Aim >> For the listing below, give the count of lines containing the string "Nederland" and nothing else.

Given entries >>
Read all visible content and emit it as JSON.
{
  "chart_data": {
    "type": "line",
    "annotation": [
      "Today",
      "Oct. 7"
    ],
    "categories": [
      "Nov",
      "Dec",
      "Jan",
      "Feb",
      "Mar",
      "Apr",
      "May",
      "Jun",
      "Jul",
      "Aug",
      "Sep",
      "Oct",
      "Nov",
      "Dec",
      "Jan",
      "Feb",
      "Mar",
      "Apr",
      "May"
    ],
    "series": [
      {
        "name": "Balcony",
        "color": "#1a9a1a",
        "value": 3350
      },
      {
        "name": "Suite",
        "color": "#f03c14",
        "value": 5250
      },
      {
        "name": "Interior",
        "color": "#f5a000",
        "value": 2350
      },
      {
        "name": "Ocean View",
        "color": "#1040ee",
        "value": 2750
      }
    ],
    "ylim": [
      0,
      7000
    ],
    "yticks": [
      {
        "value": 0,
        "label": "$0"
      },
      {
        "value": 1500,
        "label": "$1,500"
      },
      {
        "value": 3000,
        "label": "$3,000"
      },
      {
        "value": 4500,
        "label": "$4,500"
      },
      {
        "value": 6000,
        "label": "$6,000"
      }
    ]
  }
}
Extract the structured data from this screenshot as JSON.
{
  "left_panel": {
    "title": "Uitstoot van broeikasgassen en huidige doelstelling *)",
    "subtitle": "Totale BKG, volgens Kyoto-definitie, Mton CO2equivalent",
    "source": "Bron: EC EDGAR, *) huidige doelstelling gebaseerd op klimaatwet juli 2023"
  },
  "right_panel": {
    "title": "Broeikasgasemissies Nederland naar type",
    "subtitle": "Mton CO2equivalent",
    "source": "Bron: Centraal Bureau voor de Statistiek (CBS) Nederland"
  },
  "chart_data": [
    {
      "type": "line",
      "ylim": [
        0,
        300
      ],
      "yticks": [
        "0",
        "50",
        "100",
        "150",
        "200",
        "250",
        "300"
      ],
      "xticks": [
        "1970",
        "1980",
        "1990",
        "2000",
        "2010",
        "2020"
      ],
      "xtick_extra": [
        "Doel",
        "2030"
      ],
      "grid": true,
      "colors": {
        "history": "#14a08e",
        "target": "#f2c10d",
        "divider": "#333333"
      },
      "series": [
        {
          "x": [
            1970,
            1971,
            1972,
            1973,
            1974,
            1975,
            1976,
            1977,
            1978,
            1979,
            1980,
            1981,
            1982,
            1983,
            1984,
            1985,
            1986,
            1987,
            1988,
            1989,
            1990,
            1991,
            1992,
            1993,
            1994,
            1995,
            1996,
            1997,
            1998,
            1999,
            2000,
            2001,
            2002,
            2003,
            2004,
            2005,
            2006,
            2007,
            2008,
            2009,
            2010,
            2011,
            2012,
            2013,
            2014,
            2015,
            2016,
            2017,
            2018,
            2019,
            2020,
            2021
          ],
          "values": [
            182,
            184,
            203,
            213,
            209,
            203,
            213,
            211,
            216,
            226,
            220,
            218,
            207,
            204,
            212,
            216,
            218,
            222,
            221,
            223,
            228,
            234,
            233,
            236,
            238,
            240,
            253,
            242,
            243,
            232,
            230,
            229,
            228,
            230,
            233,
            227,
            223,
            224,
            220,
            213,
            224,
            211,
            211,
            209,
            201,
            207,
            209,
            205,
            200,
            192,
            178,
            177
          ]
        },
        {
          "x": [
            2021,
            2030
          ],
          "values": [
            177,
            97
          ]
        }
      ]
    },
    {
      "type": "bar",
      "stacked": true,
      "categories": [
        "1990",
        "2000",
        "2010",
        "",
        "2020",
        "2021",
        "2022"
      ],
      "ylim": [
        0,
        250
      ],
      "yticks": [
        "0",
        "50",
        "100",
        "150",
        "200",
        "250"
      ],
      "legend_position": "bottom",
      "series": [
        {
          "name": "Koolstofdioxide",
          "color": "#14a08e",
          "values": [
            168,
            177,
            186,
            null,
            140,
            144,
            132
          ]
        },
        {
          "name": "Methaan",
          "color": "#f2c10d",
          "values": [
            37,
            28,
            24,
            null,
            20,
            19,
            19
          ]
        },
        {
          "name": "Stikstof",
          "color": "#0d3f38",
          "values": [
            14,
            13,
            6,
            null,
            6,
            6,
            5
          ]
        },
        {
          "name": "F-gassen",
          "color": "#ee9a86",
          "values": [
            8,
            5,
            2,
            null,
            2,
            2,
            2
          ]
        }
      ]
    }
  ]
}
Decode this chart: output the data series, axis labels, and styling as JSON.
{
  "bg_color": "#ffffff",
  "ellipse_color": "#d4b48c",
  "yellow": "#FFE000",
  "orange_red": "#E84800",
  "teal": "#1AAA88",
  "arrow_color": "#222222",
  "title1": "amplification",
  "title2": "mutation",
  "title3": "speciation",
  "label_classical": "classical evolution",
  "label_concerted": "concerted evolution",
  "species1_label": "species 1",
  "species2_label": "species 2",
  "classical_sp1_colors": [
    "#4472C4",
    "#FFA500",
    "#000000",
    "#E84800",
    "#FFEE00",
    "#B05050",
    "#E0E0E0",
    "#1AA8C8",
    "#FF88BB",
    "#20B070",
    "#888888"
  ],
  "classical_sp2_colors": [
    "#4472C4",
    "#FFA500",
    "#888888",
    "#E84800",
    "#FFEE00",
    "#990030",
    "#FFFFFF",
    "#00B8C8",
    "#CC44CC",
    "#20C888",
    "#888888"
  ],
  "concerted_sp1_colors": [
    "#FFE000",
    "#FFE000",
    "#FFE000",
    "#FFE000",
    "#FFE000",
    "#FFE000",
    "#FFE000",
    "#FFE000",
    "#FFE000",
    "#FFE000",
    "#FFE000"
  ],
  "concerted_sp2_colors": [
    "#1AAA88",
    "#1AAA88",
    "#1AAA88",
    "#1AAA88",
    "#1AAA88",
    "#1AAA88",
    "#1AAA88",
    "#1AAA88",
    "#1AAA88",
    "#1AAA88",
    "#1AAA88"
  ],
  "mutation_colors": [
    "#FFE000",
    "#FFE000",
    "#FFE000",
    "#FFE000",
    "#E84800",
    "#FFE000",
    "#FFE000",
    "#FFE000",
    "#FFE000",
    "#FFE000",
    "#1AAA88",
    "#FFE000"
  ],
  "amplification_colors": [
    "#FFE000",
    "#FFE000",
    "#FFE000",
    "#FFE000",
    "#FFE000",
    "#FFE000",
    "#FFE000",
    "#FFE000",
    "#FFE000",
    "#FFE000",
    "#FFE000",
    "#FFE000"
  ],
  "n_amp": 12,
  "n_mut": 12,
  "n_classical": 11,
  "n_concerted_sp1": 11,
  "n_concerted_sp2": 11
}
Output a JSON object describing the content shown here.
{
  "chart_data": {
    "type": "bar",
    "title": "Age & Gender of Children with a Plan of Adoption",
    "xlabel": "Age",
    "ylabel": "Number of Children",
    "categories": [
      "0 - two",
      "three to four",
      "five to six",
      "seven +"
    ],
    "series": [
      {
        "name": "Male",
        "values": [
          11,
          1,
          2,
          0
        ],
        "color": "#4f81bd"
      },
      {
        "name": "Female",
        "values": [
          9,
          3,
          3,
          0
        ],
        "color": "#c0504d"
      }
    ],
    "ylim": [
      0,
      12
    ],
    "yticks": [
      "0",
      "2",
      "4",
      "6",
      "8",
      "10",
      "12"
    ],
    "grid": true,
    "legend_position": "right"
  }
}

Response to the exercise >> 2